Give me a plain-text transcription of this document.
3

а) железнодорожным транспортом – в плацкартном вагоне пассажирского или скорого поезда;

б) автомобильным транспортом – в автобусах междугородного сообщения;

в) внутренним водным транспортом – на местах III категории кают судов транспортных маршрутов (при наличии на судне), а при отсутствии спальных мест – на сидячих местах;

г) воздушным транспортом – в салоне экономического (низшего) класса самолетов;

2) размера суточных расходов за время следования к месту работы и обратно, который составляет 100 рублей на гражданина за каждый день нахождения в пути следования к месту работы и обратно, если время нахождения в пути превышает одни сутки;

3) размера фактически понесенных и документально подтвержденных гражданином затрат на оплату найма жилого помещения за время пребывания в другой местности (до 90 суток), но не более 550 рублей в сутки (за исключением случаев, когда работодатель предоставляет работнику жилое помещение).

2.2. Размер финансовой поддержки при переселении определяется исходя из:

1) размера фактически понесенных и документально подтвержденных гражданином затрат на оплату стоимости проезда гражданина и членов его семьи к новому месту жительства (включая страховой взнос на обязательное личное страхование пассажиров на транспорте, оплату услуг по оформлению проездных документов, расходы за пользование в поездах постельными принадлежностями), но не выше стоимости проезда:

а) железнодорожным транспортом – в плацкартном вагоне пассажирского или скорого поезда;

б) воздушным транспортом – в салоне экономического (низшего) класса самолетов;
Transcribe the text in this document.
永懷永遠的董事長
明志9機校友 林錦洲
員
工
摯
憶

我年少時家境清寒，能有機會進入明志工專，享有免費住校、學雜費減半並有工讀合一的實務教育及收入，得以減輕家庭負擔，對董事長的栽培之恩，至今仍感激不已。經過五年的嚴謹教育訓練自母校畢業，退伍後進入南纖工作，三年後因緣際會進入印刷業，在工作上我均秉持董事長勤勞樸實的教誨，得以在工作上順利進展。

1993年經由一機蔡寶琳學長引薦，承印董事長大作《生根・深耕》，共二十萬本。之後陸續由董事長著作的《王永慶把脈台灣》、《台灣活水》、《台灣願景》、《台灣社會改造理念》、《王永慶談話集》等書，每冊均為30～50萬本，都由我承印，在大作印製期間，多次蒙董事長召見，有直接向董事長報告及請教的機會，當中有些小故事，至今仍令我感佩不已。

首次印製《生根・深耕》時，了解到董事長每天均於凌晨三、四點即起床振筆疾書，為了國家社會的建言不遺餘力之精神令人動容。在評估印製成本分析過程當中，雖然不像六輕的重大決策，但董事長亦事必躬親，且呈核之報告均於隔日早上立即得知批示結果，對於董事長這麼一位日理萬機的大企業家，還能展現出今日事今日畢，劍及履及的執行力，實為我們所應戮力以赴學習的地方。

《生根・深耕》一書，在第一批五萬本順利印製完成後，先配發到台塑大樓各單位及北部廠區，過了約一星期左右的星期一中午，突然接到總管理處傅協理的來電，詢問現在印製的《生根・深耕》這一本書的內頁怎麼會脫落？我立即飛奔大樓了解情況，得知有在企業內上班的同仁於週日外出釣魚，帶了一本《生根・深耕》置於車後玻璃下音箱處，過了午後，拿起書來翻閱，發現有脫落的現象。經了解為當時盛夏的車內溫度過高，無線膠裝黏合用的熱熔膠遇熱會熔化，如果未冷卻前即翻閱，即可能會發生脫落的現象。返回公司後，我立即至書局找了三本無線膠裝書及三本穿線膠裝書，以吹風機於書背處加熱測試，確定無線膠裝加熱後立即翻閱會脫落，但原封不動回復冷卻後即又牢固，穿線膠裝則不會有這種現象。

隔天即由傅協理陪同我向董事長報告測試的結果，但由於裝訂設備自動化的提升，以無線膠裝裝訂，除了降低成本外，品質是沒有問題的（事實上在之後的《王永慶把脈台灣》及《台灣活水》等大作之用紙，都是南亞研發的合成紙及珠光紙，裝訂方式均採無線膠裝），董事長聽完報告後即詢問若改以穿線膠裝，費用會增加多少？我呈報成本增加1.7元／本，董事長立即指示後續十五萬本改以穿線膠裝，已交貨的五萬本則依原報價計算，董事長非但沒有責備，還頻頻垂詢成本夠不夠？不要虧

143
-- -- --
[Problem details]
Transcribe every line of the data, exactly as it stands.

[The reply]
Give me a plain-text transcription of this document.
3

а) железнодорожным транспортом – в плацкартном вагоне пассажирского или скорого поезда;

б) автомобильным транспортом – в автобусах междугородного сообщения;

в) внутренним водным транспортом – на местах III категории кают судов транспортных маршрутов (при наличии на судне), а при отсутствии спальных мест – на сидячих местах;

г) воздушным транспортом – в салоне экономического (низшего) класса самолетов;

2) размера суточных расходов за время следования к месту работы и обратно, который составляет 100 рублей на гражданина за каждый день нахождения в пути следования к месту работы и обратно, если время нахождения в пути превышает одни сутки;

3) размера фактически понесенных и документально подтвержденных гражданином затрат на оплату найма жилого помещения за время пребывания в другой местности (до 90 суток), но не более 550 рублей в сутки (за исключением случаев, когда работодатель предоставляет работнику жилое помещение).

2.2. Размер финансовой поддержки при переселении определяется исходя из:

1) размера фактически понесенных и документально подтвержденных гражданином затрат на оплату стоимости проезда гражданина и членов его семьи к новому месту жительства (включая страховой взнос на обязательное личное страхование пассажиров на транспорте, оплату услуг по оформлению проездных документов, расходы за пользование в поездах постельными принадлежностями), но не выше стоимости проезда:

а) железнодорожным транспортом – в плацкартном вагоне пассажирского или скорого поезда;

б) воздушным транспортом – в салоне экономического (низшего) класса самолетов;
Transcribe the text in this document.
永懷永遠的董事長
明志9機校友 林錦洲
員
工
摯
憶

我年少時家境清寒，能有機會進入明志工專，享有免費住校、學雜費減半並有工讀合一的實務教育及收入，得以減輕家庭負擔，對董事長的栽培之恩，至今仍感激不已。經過五年的嚴謹教育訓練自母校畢業，退伍後進入南纖工作，三年後因緣際會進入印刷業，在工作上我均秉持董事長勤勞樸實的教誨，得以在工作上順利進展。

1993年經由一機蔡寶琳學長引薦，承印董事長大作《生根・深耕》，共二十萬本。之後陸續由董事長著作的《王永慶把脈台灣》、《台灣活水》、《台灣願景》、《台灣社會改造理念》、《王永慶談話集》等書，每冊均為30～50萬本，都由我承印，在大作印製期間，多次蒙董事長召見，有直接向董事長報告及請教的機會，當中有些小故事，至今仍令我感佩不已。

首次印製《生根・深耕》時，了解到董事長每天均於凌晨三、四點即起床振筆疾書，為了國家社會的建言不遺餘力之精神令人動容。在評估印製成本分析過程當中，雖然不像六輕的重大決策，但董事長亦事必躬親，且呈核之報告均於隔日早上立即得知批示結果，對於董事長這麼一位日理萬機的大企業家，還能展現出今日事今日畢，劍及履及的執行力，實為我們所應戮力以赴學習的地方。

《生根・深耕》一書，在第一批五萬本順利印製完成後，先配發到台塑大樓各單位及北部廠區，過了約一星期左右的星期一中午，突然接到總管理處傅協理的來電，詢問現在印製的《生根・深耕》這一本書的內頁怎麼會脫落？我立即飛奔大樓了解情況，得知有在企業內上班的同仁於週日外出釣魚，帶了一本《生根・深耕》置於車後玻璃下音箱處，過了午後，拿起書來翻閱，發現有脫落的現象。經了解為當時盛夏的車內溫度過高，無線膠裝黏合用的熱熔膠遇熱會熔化，如果未冷卻前即翻閱，即可能會發生脫落的現象。返回公司後，我立即至書局找了三本無線膠裝書及三本穿線膠裝書，以吹風機於書背處加熱測試，確定無線膠裝加熱後立即翻閱會脫落，但原封不動回復冷卻後即又牢固，穿線膠裝則不會有這種現象。

隔天即由傅協理陪同我向董事長報告測試的結果，但由於裝訂設備自動化的提升，以無線膠裝裝訂，除了降低成本外，品質是沒有問題的（事實上在之後的《王永慶把脈台灣》及《台灣活水》等大作之用紙，都是南亞研發的合成紙及珠光紙，裝訂方式均採無線膠裝），董事長聽完報告後即詢問若改以穿線膠裝，費用會增加多少？我呈報成本增加1.7元／本，董事長立即指示後續十五萬本改以穿線膠裝，已交貨的五萬本則依原報價計算，董事長非但沒有責備，還頻頻垂詢成本夠不夠？不要虧

143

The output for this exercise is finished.